Requirement: Locate every line in the material below that has the word "JSON". Copy each of those lines.

Material for the task:

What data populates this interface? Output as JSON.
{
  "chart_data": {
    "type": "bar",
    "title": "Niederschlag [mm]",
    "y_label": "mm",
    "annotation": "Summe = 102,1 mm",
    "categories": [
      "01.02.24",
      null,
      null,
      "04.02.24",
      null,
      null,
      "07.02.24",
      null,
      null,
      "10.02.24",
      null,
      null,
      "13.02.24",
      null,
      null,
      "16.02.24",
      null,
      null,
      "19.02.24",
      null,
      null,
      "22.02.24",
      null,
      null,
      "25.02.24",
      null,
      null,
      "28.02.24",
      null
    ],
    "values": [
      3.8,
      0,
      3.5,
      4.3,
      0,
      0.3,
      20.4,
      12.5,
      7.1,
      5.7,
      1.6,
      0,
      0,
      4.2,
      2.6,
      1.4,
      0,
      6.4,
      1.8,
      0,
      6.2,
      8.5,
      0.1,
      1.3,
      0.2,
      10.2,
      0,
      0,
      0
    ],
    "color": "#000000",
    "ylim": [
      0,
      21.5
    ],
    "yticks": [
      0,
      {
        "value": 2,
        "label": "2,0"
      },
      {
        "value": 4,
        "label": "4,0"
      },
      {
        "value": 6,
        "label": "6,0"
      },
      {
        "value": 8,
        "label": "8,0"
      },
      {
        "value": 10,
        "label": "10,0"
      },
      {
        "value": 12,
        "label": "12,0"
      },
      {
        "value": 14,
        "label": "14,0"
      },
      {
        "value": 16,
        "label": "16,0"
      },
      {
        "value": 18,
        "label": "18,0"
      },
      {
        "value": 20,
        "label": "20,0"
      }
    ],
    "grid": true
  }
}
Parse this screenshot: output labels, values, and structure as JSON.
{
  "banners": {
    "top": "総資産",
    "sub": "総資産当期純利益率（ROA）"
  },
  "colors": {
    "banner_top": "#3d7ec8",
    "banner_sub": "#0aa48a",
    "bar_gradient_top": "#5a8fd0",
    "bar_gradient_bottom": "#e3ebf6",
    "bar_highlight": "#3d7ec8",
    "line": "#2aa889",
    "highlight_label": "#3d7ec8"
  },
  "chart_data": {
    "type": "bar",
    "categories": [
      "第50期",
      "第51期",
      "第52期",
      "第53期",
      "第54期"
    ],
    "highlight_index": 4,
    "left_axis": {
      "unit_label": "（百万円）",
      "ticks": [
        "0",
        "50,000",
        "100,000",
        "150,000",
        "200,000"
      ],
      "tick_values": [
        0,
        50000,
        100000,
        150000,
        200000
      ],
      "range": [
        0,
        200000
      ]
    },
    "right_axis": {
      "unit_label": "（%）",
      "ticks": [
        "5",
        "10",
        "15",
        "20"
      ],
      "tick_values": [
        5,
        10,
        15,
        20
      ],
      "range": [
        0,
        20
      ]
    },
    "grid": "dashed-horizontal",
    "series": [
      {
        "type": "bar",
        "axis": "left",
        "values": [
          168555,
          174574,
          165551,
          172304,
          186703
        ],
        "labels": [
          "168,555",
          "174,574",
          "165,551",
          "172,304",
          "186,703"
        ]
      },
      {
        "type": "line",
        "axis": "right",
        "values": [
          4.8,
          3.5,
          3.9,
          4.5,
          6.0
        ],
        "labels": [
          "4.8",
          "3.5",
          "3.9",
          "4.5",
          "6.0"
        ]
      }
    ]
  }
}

Answer to the task:
What data populates this interface? Output as JSON.
Parse this screenshot: output labels, values, and structure as JSON.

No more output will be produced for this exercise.